EXERCISE MATERIALS —
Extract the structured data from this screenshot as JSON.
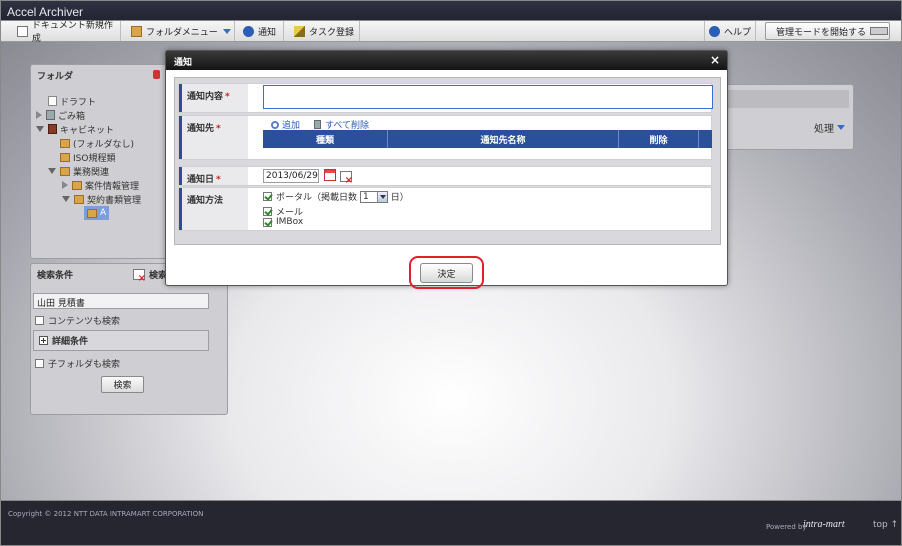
{
  "app": {
    "title": "Accel Archiver"
  },
  "toolbar": {
    "new_doc": "ドキュメント新規作成",
    "folder_menu": "フォルダメニュー",
    "notify": "通知",
    "task": "タスク登録",
    "help": "ヘルプ",
    "admin_mode": "管理モードを開始する"
  },
  "folder_panel": {
    "title": "フォルダ",
    "items": [
      {
        "label": "ドラフト"
      },
      {
        "label": "ごみ箱"
      },
      {
        "label": "キャビネット"
      },
      {
        "label": "(フォルダなし)"
      },
      {
        "label": "ISO規程類"
      },
      {
        "label": "業務関連"
      },
      {
        "label": "案件情報管理"
      },
      {
        "label": "契約書類管理"
      },
      {
        "label": "A"
      }
    ]
  },
  "search_panel": {
    "title": "検索条件",
    "clear_label": "検索",
    "keyword": "山田 見積書",
    "content_search": "コンテンツも検索",
    "detail": "詳細条件",
    "subfolder_search": "子フォルダも検索",
    "search_button": "検索"
  },
  "main_bg": {
    "action": "処理"
  },
  "modal": {
    "title": "通知",
    "content_label": "通知内容",
    "req_mark": "*",
    "content_value": "",
    "dest_label": "通知先",
    "add_link": "追加",
    "delete_all_link": "すべて削除",
    "table_headers": [
      "種類",
      "通知先名称",
      "削除"
    ],
    "date_label": "通知日",
    "date_value": "2013/06/29",
    "method_label": "通知方法",
    "portal_label": "ポータル（掲載日数",
    "days_value": "1",
    "days_suffix": "日）",
    "mail_label": "メール",
    "imbox_label": "IMBox",
    "confirm": "決定"
  },
  "footer": {
    "copyright": "Copyright © 2012 NTT DATA INTRAMART CORPORATION",
    "powered": "Powered by",
    "brand": "intra-mart",
    "top": "top ↑"
  }
}
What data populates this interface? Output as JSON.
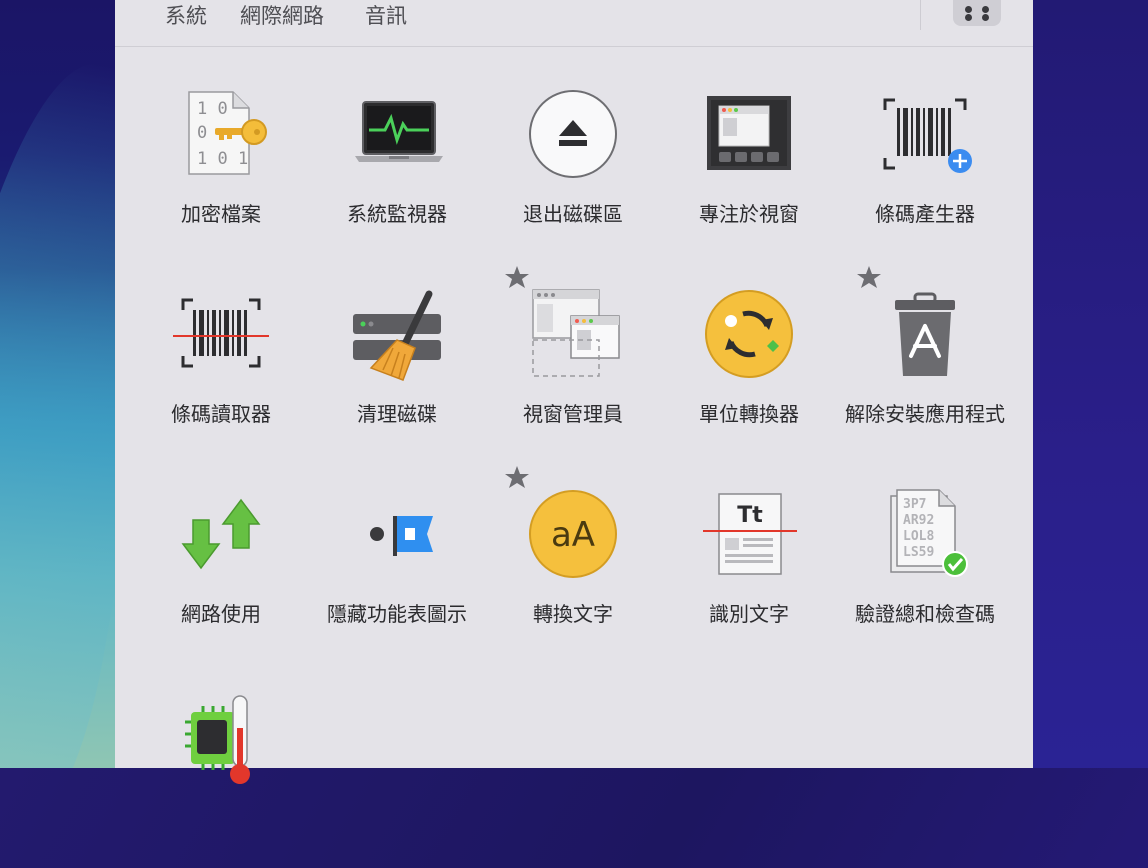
{
  "tabs": [
    "系統",
    "網際網路",
    "音訊"
  ],
  "apps": [
    {
      "label": "加密檔案",
      "icon": "encrypt-file-key-icon",
      "starred": false
    },
    {
      "label": "系統監視器",
      "icon": "system-monitor-icon",
      "starred": false
    },
    {
      "label": "退出磁碟區",
      "icon": "eject-icon",
      "starred": false
    },
    {
      "label": "專注於視窗",
      "icon": "focus-window-icon",
      "starred": false
    },
    {
      "label": "條碼產生器",
      "icon": "barcode-generator-icon",
      "starred": false
    },
    {
      "label": "條碼讀取器",
      "icon": "barcode-reader-icon",
      "starred": false
    },
    {
      "label": "清理磁碟",
      "icon": "disk-cleaner-broom-icon",
      "starred": false
    },
    {
      "label": "視窗管理員",
      "icon": "window-manager-icon",
      "starred": true
    },
    {
      "label": "單位轉換器",
      "icon": "unit-converter-icon",
      "starred": false
    },
    {
      "label": "解除安裝應用程式",
      "icon": "app-uninstaller-trash-icon",
      "starred": true
    },
    {
      "label": "網路使用",
      "icon": "network-usage-arrows-icon",
      "starred": false
    },
    {
      "label": "隱藏功能表圖示",
      "icon": "hide-menu-bar-icon",
      "starred": false
    },
    {
      "label": "轉換文字",
      "icon": "convert-text-case-icon",
      "starred": true
    },
    {
      "label": "識別文字",
      "icon": "recognize-text-ocr-icon",
      "starred": false
    },
    {
      "label": "驗證總和檢查碼",
      "icon": "checksum-verify-icon",
      "starred": false
    },
    {
      "label": "",
      "icon": "cpu-temperature-icon",
      "starred": false
    }
  ],
  "colors": {
    "panel_bg": "#e4e3e8",
    "accent_blue": "#3b8cf0",
    "accent_yellow": "#f3c33b",
    "accent_green": "#5cc03a",
    "star_gray": "#6d6d72"
  }
}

YOUR INSTRUCTIONS — Restate the entire listing word for word, excluding pictures.

RESULT OF THIS TASK —
Extract the structured data from this screenshot as JSON.
{
  "app": {
    "title": "Accel Archiver"
  },
  "toolbar": {
    "new_doc": "ドキュメント新規作成",
    "folder_menu": "フォルダメニュー",
    "notify": "通知",
    "task": "タスク登録",
    "help": "ヘルプ",
    "admin_mode": "管理モードを開始する"
  },
  "folder_panel": {
    "title": "フォルダ",
    "items": [
      {
        "label": "ドラフト"
      },
      {
        "label": "ごみ箱"
      },
      {
        "label": "キャビネット"
      },
      {
        "label": "(フォルダなし)"
      },
      {
        "label": "ISO規程類"
      },
      {
        "label": "業務関連"
      },
      {
        "label": "案件情報管理"
      },
      {
        "label": "契約書類管理"
      },
      {
        "label": "A"
      }
    ]
  },
  "search_panel": {
    "title": "検索条件",
    "clear_label": "検索",
    "keyword": "山田 見積書",
    "content_search": "コンテンツも検索",
    "detail": "詳細条件",
    "subfolder_search": "子フォルダも検索",
    "search_button": "検索"
  },
  "main_bg": {
    "action": "処理"
  },
  "modal": {
    "title": "通知",
    "content_label": "通知内容",
    "req_mark": "*",
    "content_value": "",
    "dest_label": "通知先",
    "add_link": "追加",
    "delete_all_link": "すべて削除",
    "table_headers": [
      "種類",
      "通知先名称",
      "削除"
    ],
    "date_label": "通知日",
    "date_value": "2013/06/29",
    "method_label": "通知方法",
    "portal_label": "ポータル（掲載日数",
    "days_value": "1",
    "days_suffix": "日）",
    "mail_label": "メール",
    "imbox_label": "IMBox",
    "confirm": "決定"
  },
  "footer": {
    "copyright": "Copyright © 2012 NTT DATA INTRAMART CORPORATION",
    "powered": "Powered by",
    "brand": "intra-mart",
    "top": "top ↑"
  }
}
What data populates this interface? Output as JSON.
{
  "tabs": [
    "系統",
    "網際網路",
    "音訊"
  ],
  "apps": [
    {
      "label": "加密檔案",
      "icon": "encrypt-file-key-icon",
      "starred": false
    },
    {
      "label": "系統監視器",
      "icon": "system-monitor-icon",
      "starred": false
    },
    {
      "label": "退出磁碟區",
      "icon": "eject-icon",
      "starred": false
    },
    {
      "label": "專注於視窗",
      "icon": "focus-window-icon",
      "starred": false
    },
    {
      "label": "條碼產生器",
      "icon": "barcode-generator-icon",
      "starred": false
    },
    {
      "label": "條碼讀取器",
      "icon": "barcode-reader-icon",
      "starred": false
    },
    {
      "label": "清理磁碟",
      "icon": "disk-cleaner-broom-icon",
      "starred": false
    },
    {
      "label": "視窗管理員",
      "icon": "window-manager-icon",
      "starred": true
    },
    {
      "label": "單位轉換器",
      "icon": "unit-converter-icon",
      "starred": false
    },
    {
      "label": "解除安裝應用程式",
      "icon": "app-uninstaller-trash-icon",
      "starred": true
    },
    {
      "label": "網路使用",
      "icon": "network-usage-arrows-icon",
      "starred": false
    },
    {
      "label": "隱藏功能表圖示",
      "icon": "hide-menu-bar-icon",
      "starred": false
    },
    {
      "label": "轉換文字",
      "icon": "convert-text-case-icon",
      "starred": true
    },
    {
      "label": "識別文字",
      "icon": "recognize-text-ocr-icon",
      "starred": false
    },
    {
      "label": "驗證總和檢查碼",
      "icon": "checksum-verify-icon",
      "starred": false
    },
    {
      "label": "",
      "icon": "cpu-temperature-icon",
      "starred": false
    }
  ],
  "colors": {
    "panel_bg": "#e4e3e8",
    "accent_blue": "#3b8cf0",
    "accent_yellow": "#f3c33b",
    "accent_green": "#5cc03a",
    "star_gray": "#6d6d72"
  }
}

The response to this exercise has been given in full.